_Required work_
Reproduce every record below exactly as written, leaving out any pictures.

====

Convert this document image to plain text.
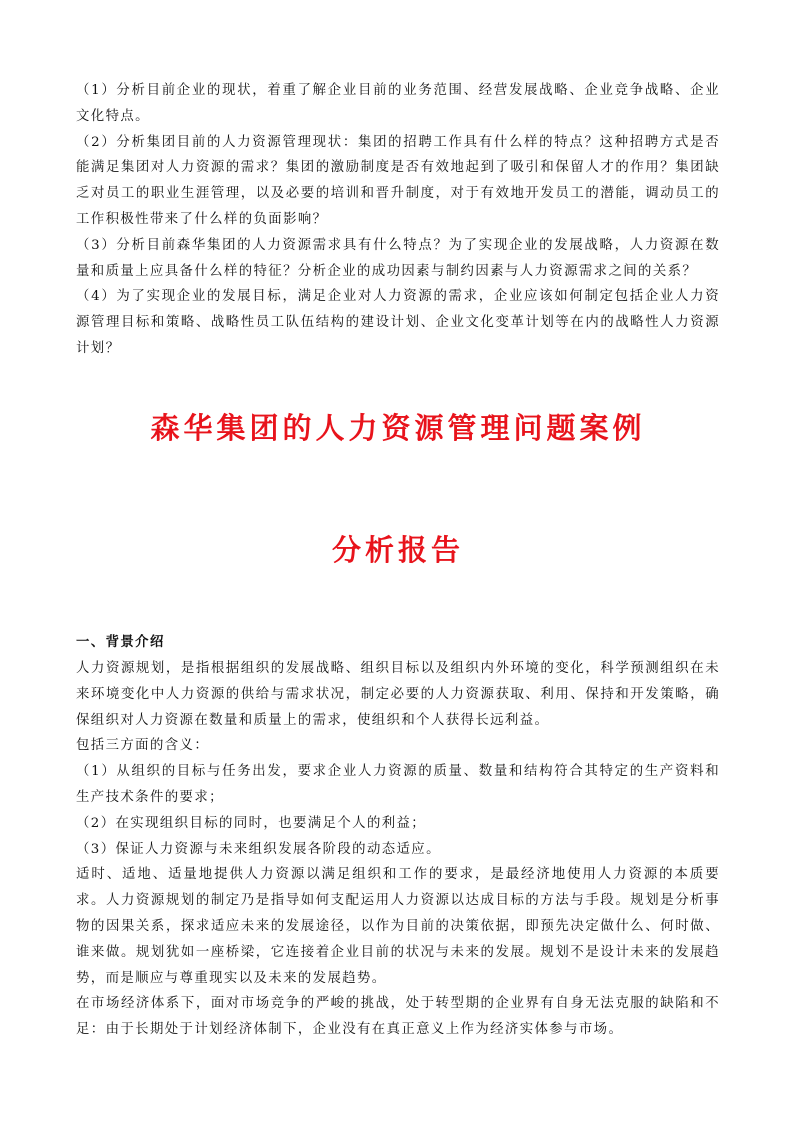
（1）分析目前企业的现状，着重了解企业目前的业务范围、经营发展战略、企业竞争战略、企业文化特点。

（2）分析集团目前的人力资源管理现状：集团的招聘工作具有什么样的特点？这种招聘方式是否能满足集团对人力资源的需求？集团的激励制度是否有效地起到了吸引和保留人才的作用？集团缺乏对员工的职业生涯管理，以及必要的培训和晋升制度，对于有效地开发员工的潜能，调动员工的工作积极性带来了什么样的负面影响？

（3）分析目前森华集团的人力资源需求具有什么特点？为了实现企业的发展战略，人力资源在数量和质量上应具备什么样的特征？分析企业的成功因素与制约因素与人力资源需求之间的关系？

（4）为了实现企业的发展目标，满足企业对人力资源的需求，企业应该如何制定包括企业人力资源管理目标和策略、战略性员工队伍结构的建设计划、企业文化变革计划等在内的战略性人力资源计划？

森华集团的人力资源管理问题案例
分析报告
一、背景介绍

人力资源规划，是指根据组织的发展战略、组织目标以及组织内外环境的变化，科学预测组织在未来环境变化中人力资源的供给与需求状况，制定必要的人力资源获取、利用、保持和开发策略，确保组织对人力资源在数量和质量上的需求，使组织和个人获得长远利益。

包括三方面的含义：

（1）从组织的目标与任务出发，要求企业人力资源的质量、数量和结构符合其特定的生产资料和生产技术条件的要求；

（2）在实现组织目标的同时，也要满足个人的利益；

（3）保证人力资源与未来组织发展各阶段的动态适应。

适时、适地、适量地提供人力资源以满足组织和工作的要求，是最经济地使用人力资源的本质要求。人力资源规划的制定乃是指导如何支配运用人力资源以达成目标的方法与手段。规划是分析事物的因果关系，探求适应未来的发展途径，以作为目前的决策依据，即预先决定做什么、何时做、谁来做。规划犹如一座桥梁，它连接着企业目前的状况与未来的发展。规划不是设计未来的发展趋势，而是顺应与尊重现实以及未来的发展趋势。

在市场经济体系下，面对市场竞争的严峻的挑战，处于转型期的企业界有自身无法克服的缺陷和不足：由于长期处于计划经济体制下，企业没有在真正意义上作为经济实体参与市场。
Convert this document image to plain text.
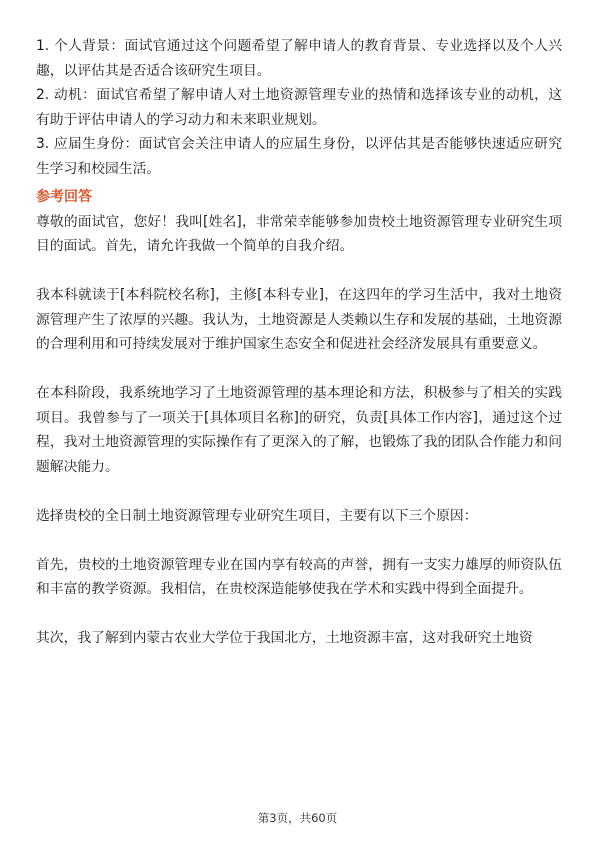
1. 个人背景：面试官通过这个问题希望了解申请人的教育背景、专业选择以及个人兴趣，以评估其是否适合该研究生项目。

2. 动机：面试官希望了解申请人对土地资源管理专业的热情和选择该专业的动机，这有助于评估申请人的学习动力和未来职业规划。

3. 应届生身份：面试官会关注申请人的应届生身份，以评估其是否能够快速适应研究生学习和校园生活。

参考回答

尊敬的面试官，您好！我叫[姓名]，非常荣幸能够参加贵校土地资源管理专业研究生项目的面试。首先，请允许我做一个简单的自我介绍。

我本科就读于[本科院校名称]，主修[本科专业]，在这四年的学习生活中，我对土地资源管理产生了浓厚的兴趣。我认为，土地资源是人类赖以生存和发展的基础，土地资源的合理利用和可持续发展对于维护国家生态安全和促进社会经济发展具有重要意义。

在本科阶段，我系统地学习了土地资源管理的基本理论和方法，积极参与了相关的实践项目。我曾参与了一项关于[具体项目名称]的研究，负责[具体工作内容]，通过这个过程，我对土地资源管理的实际操作有了更深入的了解，也锻炼了我的团队合作能力和问题解决能力。

选择贵校的全日制土地资源管理专业研究生项目，主要有以下三个原因：

首先，贵校的土地资源管理专业在国内享有较高的声誉，拥有一支实力雄厚的师资队伍和丰富的教学资源。我相信，在贵校深造能够使我在学术和实践中得到全面提升。

其次，我了解到内蒙古农业大学位于我国北方，土地资源丰富，这对我研究土地资

第3页，共60页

====

_Written answer_
Convert this document image to plain text.
（1）分析目前企业的现状，着重了解企业目前的业务范围、经营发展战略、企业竞争战略、企业文化特点。

（2）分析集团目前的人力资源管理现状：集团的招聘工作具有什么样的特点？这种招聘方式是否能满足集团对人力资源的需求？集团的激励制度是否有效地起到了吸引和保留人才的作用？集团缺乏对员工的职业生涯管理，以及必要的培训和晋升制度，对于有效地开发员工的潜能，调动员工的工作积极性带来了什么样的负面影响？

（3）分析目前森华集团的人力资源需求具有什么特点？为了实现企业的发展战略，人力资源在数量和质量上应具备什么样的特征？分析企业的成功因素与制约因素与人力资源需求之间的关系？

（4）为了实现企业的发展目标，满足企业对人力资源的需求，企业应该如何制定包括企业人力资源管理目标和策略、战略性员工队伍结构的建设计划、企业文化变革计划等在内的战略性人力资源计划？

森华集团的人力资源管理问题案例
分析报告
一、背景介绍

人力资源规划，是指根据组织的发展战略、组织目标以及组织内外环境的变化，科学预测组织在未来环境变化中人力资源的供给与需求状况，制定必要的人力资源获取、利用、保持和开发策略，确保组织对人力资源在数量和质量上的需求，使组织和个人获得长远利益。

包括三方面的含义：

（1）从组织的目标与任务出发，要求企业人力资源的质量、数量和结构符合其特定的生产资料和生产技术条件的要求；

（2）在实现组织目标的同时，也要满足个人的利益；

（3）保证人力资源与未来组织发展各阶段的动态适应。

适时、适地、适量地提供人力资源以满足组织和工作的要求，是最经济地使用人力资源的本质要求。人力资源规划的制定乃是指导如何支配运用人力资源以达成目标的方法与手段。规划是分析事物的因果关系，探求适应未来的发展途径，以作为目前的决策依据，即预先决定做什么、何时做、谁来做。规划犹如一座桥梁，它连接着企业目前的状况与未来的发展。规划不是设计未来的发展趋势，而是顺应与尊重现实以及未来的发展趋势。

在市场经济体系下，面对市场竞争的严峻的挑战，处于转型期的企业界有自身无法克服的缺陷和不足：由于长期处于计划经济体制下，企业没有在真正意义上作为经济实体参与市场。
Convert this document image to plain text.
1. 个人背景：面试官通过这个问题希望了解申请人的教育背景、专业选择以及个人兴趣，以评估其是否适合该研究生项目。

2. 动机：面试官希望了解申请人对土地资源管理专业的热情和选择该专业的动机，这有助于评估申请人的学习动力和未来职业规划。

3. 应届生身份：面试官会关注申请人的应届生身份，以评估其是否能够快速适应研究生学习和校园生活。

参考回答

尊敬的面试官，您好！我叫[姓名]，非常荣幸能够参加贵校土地资源管理专业研究生项目的面试。首先，请允许我做一个简单的自我介绍。

我本科就读于[本科院校名称]，主修[本科专业]，在这四年的学习生活中，我对土地资源管理产生了浓厚的兴趣。我认为，土地资源是人类赖以生存和发展的基础，土地资源的合理利用和可持续发展对于维护国家生态安全和促进社会经济发展具有重要意义。

在本科阶段，我系统地学习了土地资源管理的基本理论和方法，积极参与了相关的实践项目。我曾参与了一项关于[具体项目名称]的研究，负责[具体工作内容]，通过这个过程，我对土地资源管理的实际操作有了更深入的了解，也锻炼了我的团队合作能力和问题解决能力。

选择贵校的全日制土地资源管理专业研究生项目，主要有以下三个原因：

首先，贵校的土地资源管理专业在国内享有较高的声誉，拥有一支实力雄厚的师资队伍和丰富的教学资源。我相信，在贵校深造能够使我在学术和实践中得到全面提升。

其次，我了解到内蒙古农业大学位于我国北方，土地资源丰富，这对我研究土地资

第3页，共60页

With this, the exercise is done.